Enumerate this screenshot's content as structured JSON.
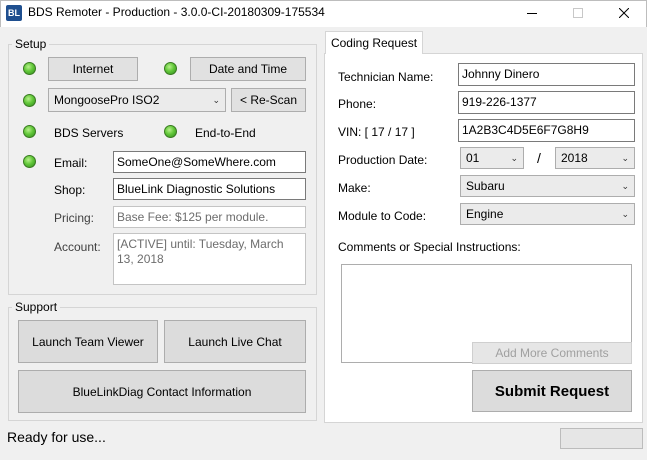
{
  "window": {
    "title": "BDS Remoter - Production - 3.0.0-CI-20180309-175534",
    "icon_text": "BL",
    "minimize_icon": "minimize-icon",
    "maximize_icon": "maximize-icon",
    "close_icon": "close-icon"
  },
  "setup": {
    "label": "Setup",
    "internet_button": "Internet",
    "datetime_button": "Date and Time",
    "device_select": "MongoosePro ISO2",
    "rescan_button": "< Re-Scan",
    "bds_servers": "BDS Servers",
    "end_to_end": "End-to-End",
    "email_label": "Email:",
    "email_value": "SomeOne@SomeWhere.com",
    "shop_label": "Shop:",
    "shop_value": "BlueLink Diagnostic Solutions",
    "pricing_label": "Pricing:",
    "pricing_value": "Base Fee: $125 per module.",
    "account_label": "Account:",
    "account_value": "[ACTIVE] until: Tuesday, March 13, 2018"
  },
  "support": {
    "label": "Support",
    "team_viewer_button": "Launch Team Viewer",
    "live_chat_button": "Launch Live Chat",
    "contact_button": "BlueLinkDiag Contact Information"
  },
  "coding_request": {
    "tab_label": "Coding Request",
    "technician_label": "Technician Name:",
    "technician_value": "Johnny Dinero",
    "phone_label": "Phone:",
    "phone_value": "919-226-1377",
    "vin_label": "VIN: [ 17 / 17 ]",
    "vin_value": "1A2B3C4D5E6F7G8H9",
    "production_date_label": "Production Date:",
    "month_value": "01",
    "date_separator": "/",
    "year_value": "2018",
    "make_label": "Make:",
    "make_value": "Subaru",
    "module_label": "Module to Code:",
    "module_value": "Engine",
    "comments_label": "Comments or Special Instructions:",
    "comments_value": "",
    "add_comments_button": "Add More Comments",
    "submit_button": "Submit Request"
  },
  "status": {
    "text": "Ready for use..."
  },
  "colors": {
    "led_green": "#63c83a",
    "window_bg": "#f0f0f0",
    "panel_bg": "#ffffff"
  }
}
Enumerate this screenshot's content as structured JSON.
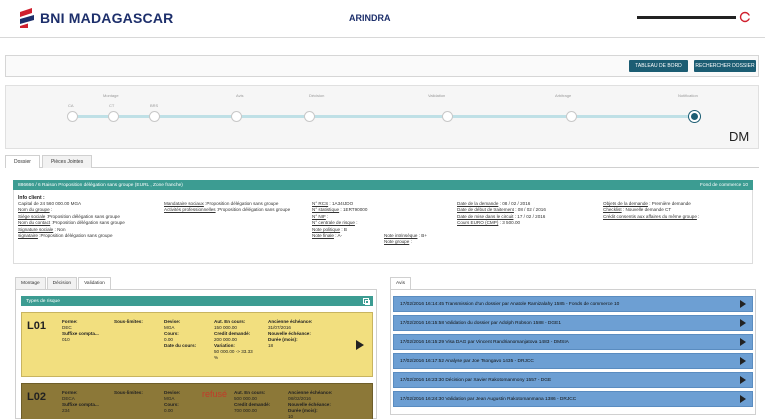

:::::

- [REQUIRED WORK] Every entry must be written out exactly, with all pictures left out.

- [SOLUTION TO THIS PROBLEM]
Enumerate this screenshot's content as structured JSON.
{
  "window": {
    "title": "BDS Remoter - Production - 3.0.0-CI-20180309-175534",
    "icon_text": "BL",
    "minimize_icon": "minimize-icon",
    "maximize_icon": "maximize-icon",
    "close_icon": "close-icon"
  },
  "setup": {
    "label": "Setup",
    "internet_button": "Internet",
    "datetime_button": "Date and Time",
    "device_select": "MongoosePro ISO2",
    "rescan_button": "< Re-Scan",
    "bds_servers": "BDS Servers",
    "end_to_end": "End-to-End",
    "email_label": "Email:",
    "email_value": "SomeOne@SomeWhere.com",
    "shop_label": "Shop:",
    "shop_value": "BlueLink Diagnostic Solutions",
    "pricing_label": "Pricing:",
    "pricing_value": "Base Fee: $125 per module.",
    "account_label": "Account:",
    "account_value": "[ACTIVE] until: Tuesday, March 13, 2018"
  },
  "support": {
    "label": "Support",
    "team_viewer_button": "Launch Team Viewer",
    "live_chat_button": "Launch Live Chat",
    "contact_button": "BlueLinkDiag Contact Information"
  },
  "coding_request": {
    "tab_label": "Coding Request",
    "technician_label": "Technician Name:",
    "technician_value": "Johnny Dinero",
    "phone_label": "Phone:",
    "phone_value": "919-226-1377",
    "vin_label": "VIN: [ 17 / 17 ]",
    "vin_value": "1A2B3C4D5E6F7G8H9",
    "production_date_label": "Production Date:",
    "month_value": "01",
    "date_separator": "/",
    "year_value": "2018",
    "make_label": "Make:",
    "make_value": "Subaru",
    "module_label": "Module to Code:",
    "module_value": "Engine",
    "comments_label": "Comments or Special Instructions:",
    "comments_value": "",
    "add_comments_button": "Add More Comments",
    "submit_button": "Submit Request"
  },
  "status": {
    "text": "Ready for use..."
  },
  "colors": {
    "led_green": "#63c83a",
    "window_bg": "#f0f0f0",
    "panel_bg": "#ffffff"
  }
}
Enumerate this screenshot's content as structured JSON.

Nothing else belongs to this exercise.